(Task brief):
Make an exact copy of the lines, leaving the pictures out.
===== Records to process
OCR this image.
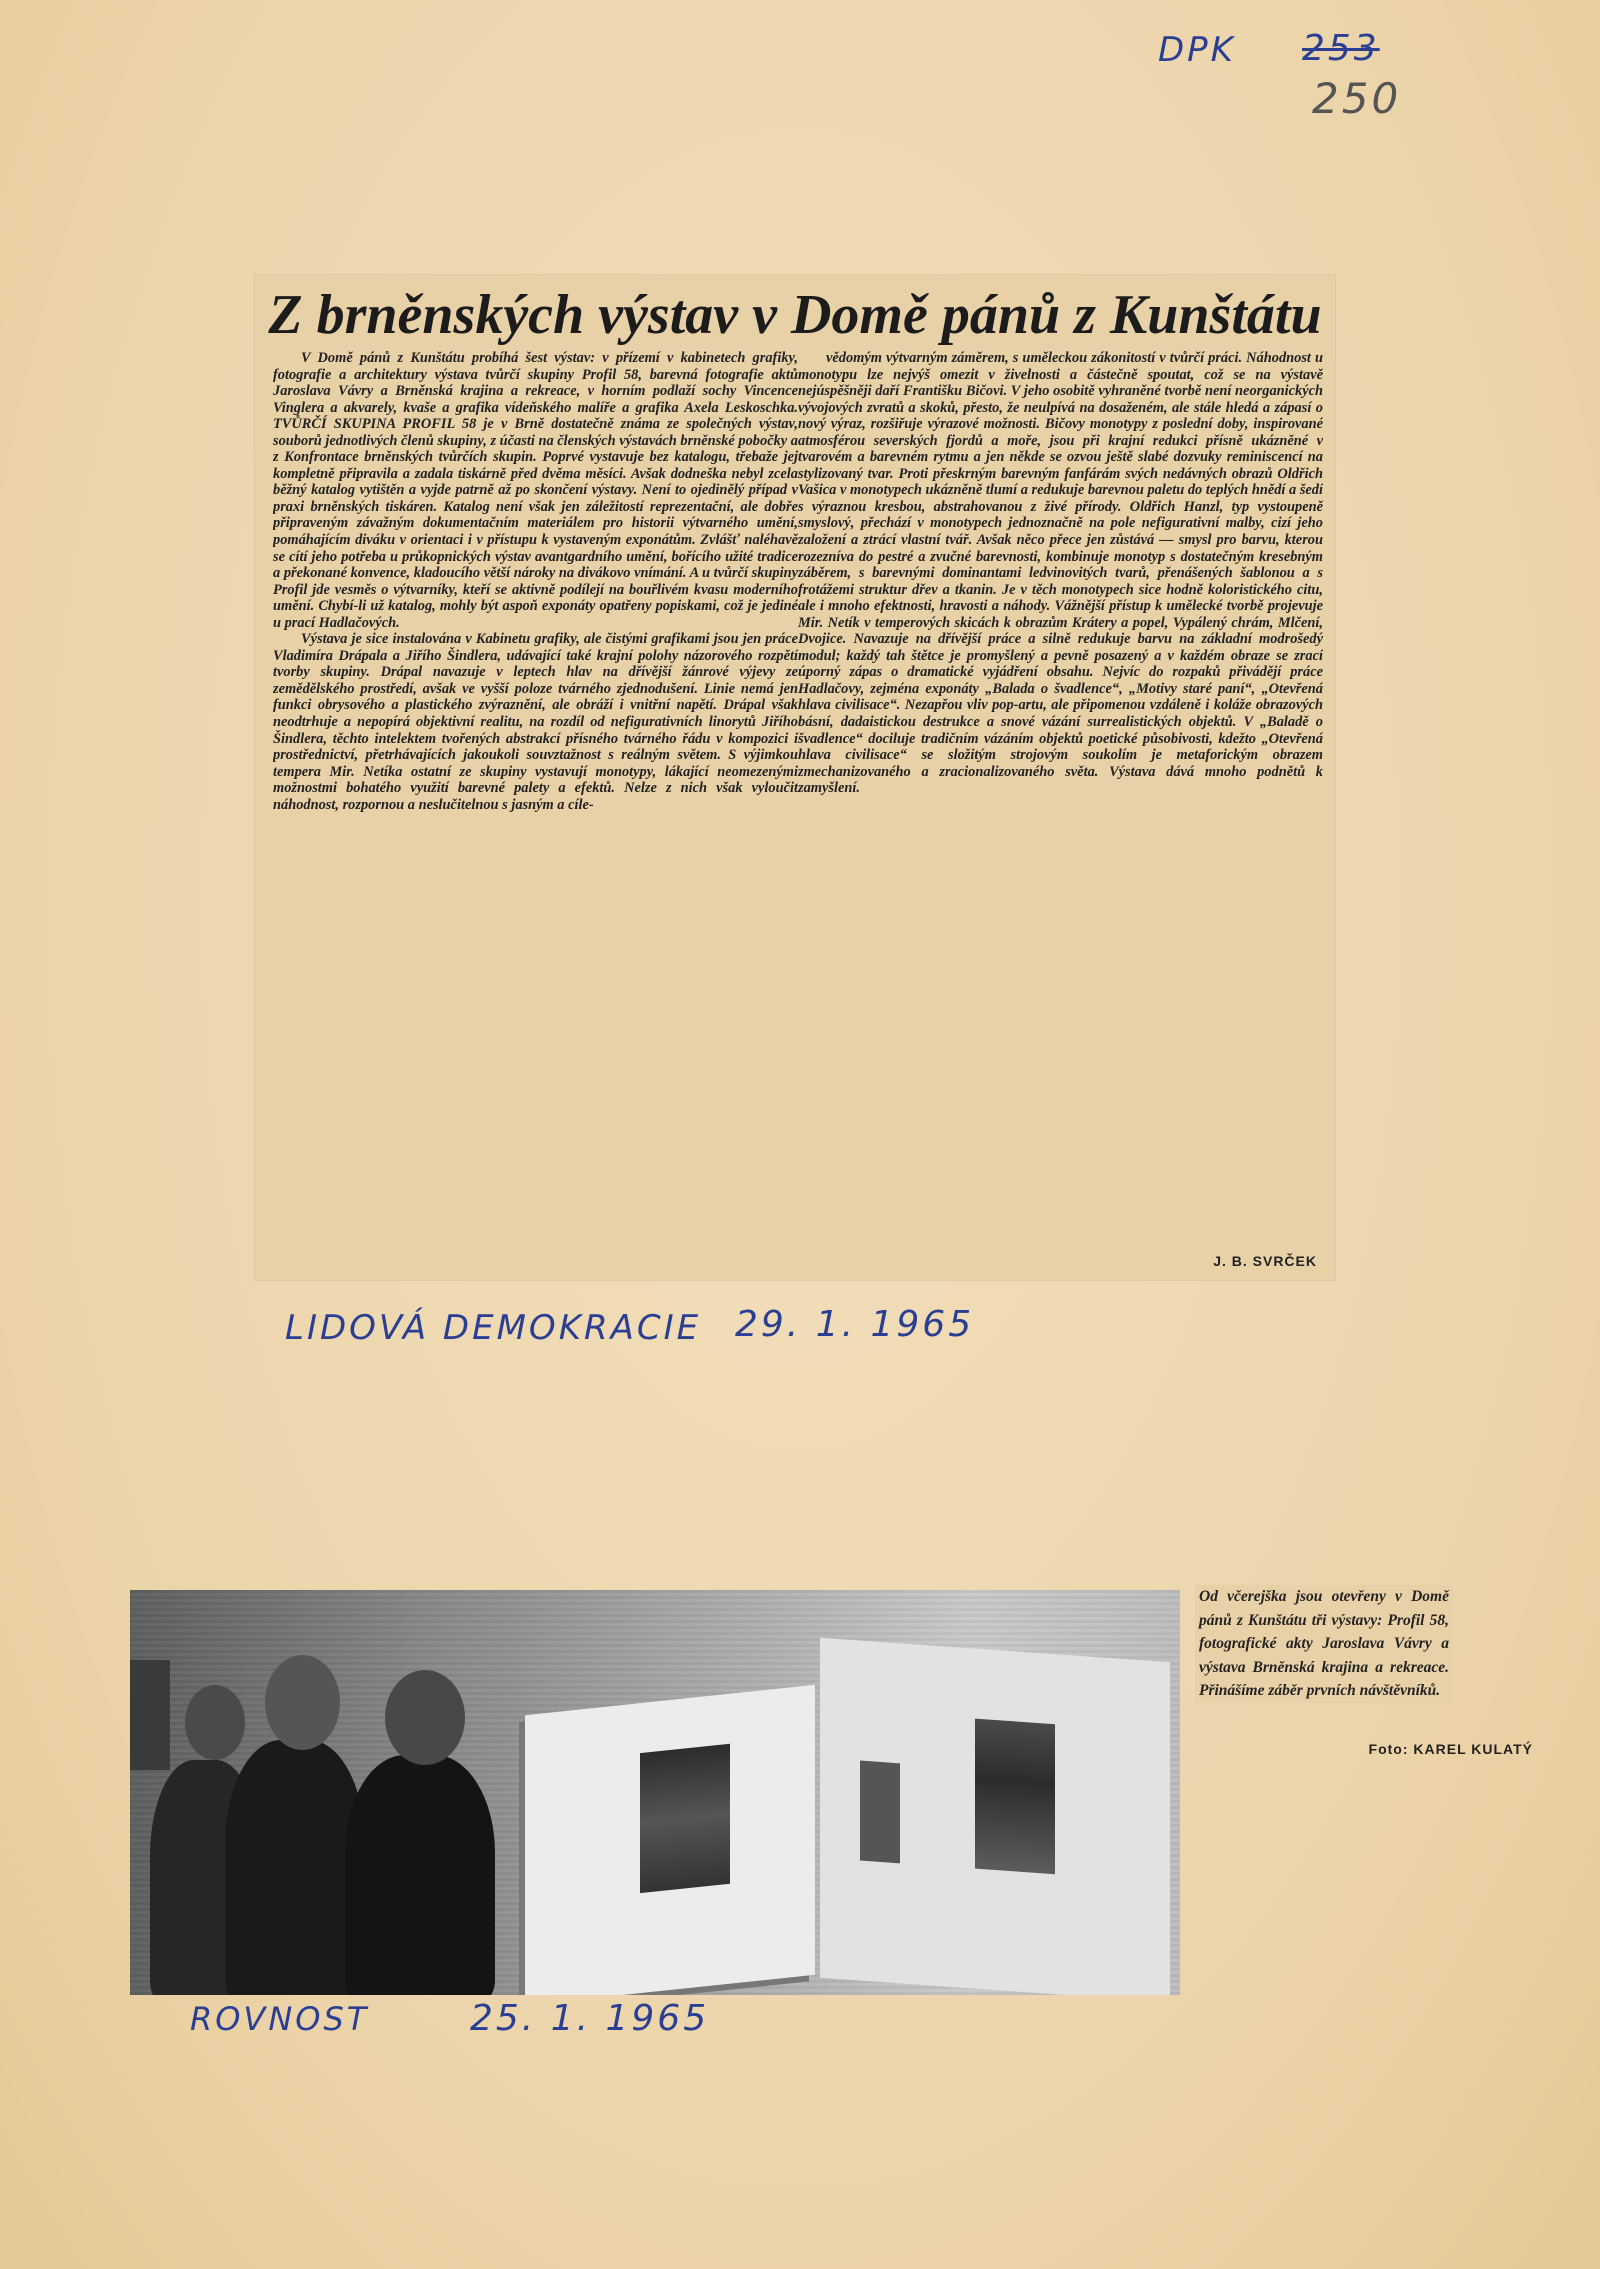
DPK 253
250
Z brněnských výstav v Domě pánů z Kunštátu

V Domě pánů z Kunštátu probíhá šest výstav: v přízemí v kabinetech grafiky, fotografie a architektury výstava tvůrčí skupiny Profil 58, barevná fotografie aktů Jaroslava Vávry a Brněnská krajina a rekreace, v horním podlaží sochy Vincence Vinglera a akvarely, kvaše a grafika vídeňského malíře a grafika Axela Leskoschka. TVŮRČÍ SKUPINA PROFIL 58 je v Brně dostatečně známa ze společných výstav, souborů jednotlivých členů skupiny, z účasti na členských výstavách brněnské pobočky a z Konfrontace brněnských tvůrčích skupin. Poprvé vystavuje bez katalogu, třebaže jej kompletně připravila a zadala tiskárně před dvěma měsíci. Avšak dodneška nebyl zcela běžný katalog vytištěn a vyjde patrně až po skončení výstavy. Není to ojedinělý případ v praxi brněnských tiskáren. Katalog není však jen záležitostí reprezentační, ale dobře připraveným závažným dokumentačním materiálem pro historii výtvarného umění, pomáhajícím diváku v orientaci i v přístupu k vystaveným exponátům. Zvlášť naléhavě se cítí jeho potřeba u průkopnických výstav avantgardního umění, bořícího užité tradice a překonané konvence, kladoucího větší nároky na divákovo vnímání. A u tvůrčí skupiny Profil jde vesměs o výtvarníky, kteří se aktivně podílejí na bouřlivém kvasu moderního umění. Chybí-li už katalog, mohly být aspoň exponáty opatřeny popiskami, což je jediné u prací Hadlačových.

Výstava je sice instalována v Kabinetu grafiky, ale čistými grafikami jsou jen práce Vladimíra Drápala a Jiřího Šindlera, udávající také krajní polohy názorového rozpětí tvorby skupiny. Drápal navazuje v leptech hlav na dřívější žánrové výjevy ze zemědělského prostředí, avšak ve vyšší poloze tvárného zjednodušení. Linie nemá jen funkci obrysového a plastického zvýraznění, ale obráží i vnitřní napětí. Drápal však neodtrhuje a nepopírá objektivní realitu, na rozdíl od nefigurativních linorytů Jiřího Šindlera, těchto intelektem tvořených abstrakcí přísného tvárného řádu v kompozici i prostřednictví, přetrhávajících jakoukoli souvztažnost s reálným světem. S výjimkou tempera Mir. Netíka ostatní ze skupiny vystavují monotypy, lákající neomezenými možnostmi bohatého využití barevné palety a efektů. Nelze z nich však vyloučit náhodnost, rozpornou a neslučitelnou s jasným a cíle-

vědomým výtvarným záměrem, s uměleckou zákonitostí v tvůrčí práci. Náhodnost u monotypu lze nejvýš omezit v živelnosti a částečně spoutat, což se na výstavě nejúspěšněji daří Františku Bičovi. V jeho osobitě vyhraněné tvorbě není neorganických vývojových zvratů a skoků, přesto, že neulpívá na dosaženém, ale stále hledá a zápasí o nový výraz, rozšiřuje výrazové možnosti. Bičovy monotypy z poslední doby, inspirované atmosférou severských fjordů a moře, jsou při krajní redukci přísně ukázněné v tvarovém a barevném rytmu a jen někde se ozvou ještě slabé dozvuky reminiscencí na stylizovaný tvar. Proti přeskrným barevným fanfárám svých nedávných obrazů Oldřich Vašica v monotypech ukázněně tlumí a redukuje barevnou paletu do teplých hnědí a šedí s výraznou kresbou, abstrahovanou z živé přírody. Oldřich Hanzl, typ vystoupeně smyslový, přechází v monotypech jednoznačně na pole nefigurativní malby, cizí jeho založení a ztrácí vlastní tvář. Avšak něco přece jen zůstává — smysl pro barvu, kterou rozezníva do pestré a zvučné barevnosti, kombinuje monotyp s dostatečným kresebným záběrem, s barevnými dominantami ledvinovitých tvarů, přenášených šablonou a s frotážemi struktur dřev a tkanin. Je v těch monotypech sice hodně koloristického citu, ale i mnoho efektnosti, hravosti a náhody. Vážnější přístup k umělecké tvorbě projevuje Mir. Netík v temperových skicách k obrazům Krátery a popel, Vypálený chrám, Mlčení, Dvojice. Navazuje na dřívější práce a silně redukuje barvu na základní modrošedý modul; každý tah štětce je promyšlený a pevně posazený a v každém obraze se zrací úporný zápas o dramatické vyjádření obsahu. Nejvíc do rozpaků přivádějí práce Hadlačovy, zejména exponáty „Balada o švadlence“, „Motivy staré paní“, „Otevřená hlava civilisace“. Nezapřou vliv pop-artu, ale připomenou vzdáleně i koláže obrazových básní, dadaistickou destrukce a snové vázání surrealistických objektů. V „Baladě o švadlence“ dociluje tradičním vázáním objektů poetické působivosti, kdežto „Otevřená hlava civilisace“ se složitým strojovým soukolím je metaforickým obrazem zmechanizovaného a zracionalizovaného světa. Výstava dává mnoho podnětů k zamyšlení.

J. B. SVRČEK
LIDOVÁ DEMOKRACIE 29. 1. 1965

Od včerejška jsou otevřeny v Domě pánů z Kunštátu tři výstavy: Profil 58, fotografické akty Jaroslava Vávry a výstava Brněnská krajina a rekreace. Přinášíme záběr prvních návštěvníků.

Foto: KAREL KULATÝ
ROVNOST	25. 1. 1965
==========
(Exercise answer):
OCR this image.
DPK 253
250
Z brněnských výstav v Domě pánů z Kunštátu

V Domě pánů z Kunštátu probíhá šest výstav: v přízemí v kabinetech grafiky, fotografie a architektury výstava tvůrčí skupiny Profil 58, barevná fotografie aktů Jaroslava Vávry a Brněnská krajina a rekreace, v horním podlaží sochy Vincence Vinglera a akvarely, kvaše a grafika vídeňského malíře a grafika Axela Leskoschka. TVŮRČÍ SKUPINA PROFIL 58 je v Brně dostatečně známa ze společných výstav, souborů jednotlivých členů skupiny, z účasti na členských výstavách brněnské pobočky a z Konfrontace brněnských tvůrčích skupin. Poprvé vystavuje bez katalogu, třebaže jej kompletně připravila a zadala tiskárně před dvěma měsíci. Avšak dodneška nebyl zcela běžný katalog vytištěn a vyjde patrně až po skončení výstavy. Není to ojedinělý případ v praxi brněnských tiskáren. Katalog není však jen záležitostí reprezentační, ale dobře připraveným závažným dokumentačním materiálem pro historii výtvarného umění, pomáhajícím diváku v orientaci i v přístupu k vystaveným exponátům. Zvlášť naléhavě se cítí jeho potřeba u průkopnických výstav avantgardního umění, bořícího užité tradice a překonané konvence, kladoucího větší nároky na divákovo vnímání. A u tvůrčí skupiny Profil jde vesměs o výtvarníky, kteří se aktivně podílejí na bouřlivém kvasu moderního umění. Chybí-li už katalog, mohly být aspoň exponáty opatřeny popiskami, což je jediné u prací Hadlačových.

Výstava je sice instalována v Kabinetu grafiky, ale čistými grafikami jsou jen práce Vladimíra Drápala a Jiřího Šindlera, udávající také krajní polohy názorového rozpětí tvorby skupiny. Drápal navazuje v leptech hlav na dřívější žánrové výjevy ze zemědělského prostředí, avšak ve vyšší poloze tvárného zjednodušení. Linie nemá jen funkci obrysového a plastického zvýraznění, ale obráží i vnitřní napětí. Drápal však neodtrhuje a nepopírá objektivní realitu, na rozdíl od nefigurativních linorytů Jiřího Šindlera, těchto intelektem tvořených abstrakcí přísného tvárného řádu v kompozici i prostřednictví, přetrhávajících jakoukoli souvztažnost s reálným světem. S výjimkou tempera Mir. Netíka ostatní ze skupiny vystavují monotypy, lákající neomezenými možnostmi bohatého využití barevné palety a efektů. Nelze z nich však vyloučit náhodnost, rozpornou a neslučitelnou s jasným a cíle-

vědomým výtvarným záměrem, s uměleckou zákonitostí v tvůrčí práci. Náhodnost u monotypu lze nejvýš omezit v živelnosti a částečně spoutat, což se na výstavě nejúspěšněji daří Františku Bičovi. V jeho osobitě vyhraněné tvorbě není neorganických vývojových zvratů a skoků, přesto, že neulpívá na dosaženém, ale stále hledá a zápasí o nový výraz, rozšiřuje výrazové možnosti. Bičovy monotypy z poslední doby, inspirované atmosférou severských fjordů a moře, jsou při krajní redukci přísně ukázněné v tvarovém a barevném rytmu a jen někde se ozvou ještě slabé dozvuky reminiscencí na stylizovaný tvar. Proti přeskrným barevným fanfárám svých nedávných obrazů Oldřich Vašica v monotypech ukázněně tlumí a redukuje barevnou paletu do teplých hnědí a šedí s výraznou kresbou, abstrahovanou z živé přírody. Oldřich Hanzl, typ vystoupeně smyslový, přechází v monotypech jednoznačně na pole nefigurativní malby, cizí jeho založení a ztrácí vlastní tvář. Avšak něco přece jen zůstává — smysl pro barvu, kterou rozezníva do pestré a zvučné barevnosti, kombinuje monotyp s dostatečným kresebným záběrem, s barevnými dominantami ledvinovitých tvarů, přenášených šablonou a s frotážemi struktur dřev a tkanin. Je v těch monotypech sice hodně koloristického citu, ale i mnoho efektnosti, hravosti a náhody. Vážnější přístup k umělecké tvorbě projevuje Mir. Netík v temperových skicách k obrazům Krátery a popel, Vypálený chrám, Mlčení, Dvojice. Navazuje na dřívější práce a silně redukuje barvu na základní modrošedý modul; každý tah štětce je promyšlený a pevně posazený a v každém obraze se zrací úporný zápas o dramatické vyjádření obsahu. Nejvíc do rozpaků přivádějí práce Hadlačovy, zejména exponáty „Balada o švadlence“, „Motivy staré paní“, „Otevřená hlava civilisace“. Nezapřou vliv pop-artu, ale připomenou vzdáleně i koláže obrazových básní, dadaistickou destrukce a snové vázání surrealistických objektů. V „Baladě o švadlence“ dociluje tradičním vázáním objektů poetické působivosti, kdežto „Otevřená hlava civilisace“ se složitým strojovým soukolím je metaforickým obrazem zmechanizovaného a zracionalizovaného světa. Výstava dává mnoho podnětů k zamyšlení.

J. B. SVRČEK
LIDOVÁ DEMOKRACIE 29. 1. 1965

Od včerejška jsou otevřeny v Domě pánů z Kunštátu tři výstavy: Profil 58, fotografické akty Jaroslava Vávry a výstava Brněnská krajina a rekreace. Přinášíme záběr prvních návštěvníků.

Foto: KAREL KULATÝ
ROVNOST	25. 1. 1965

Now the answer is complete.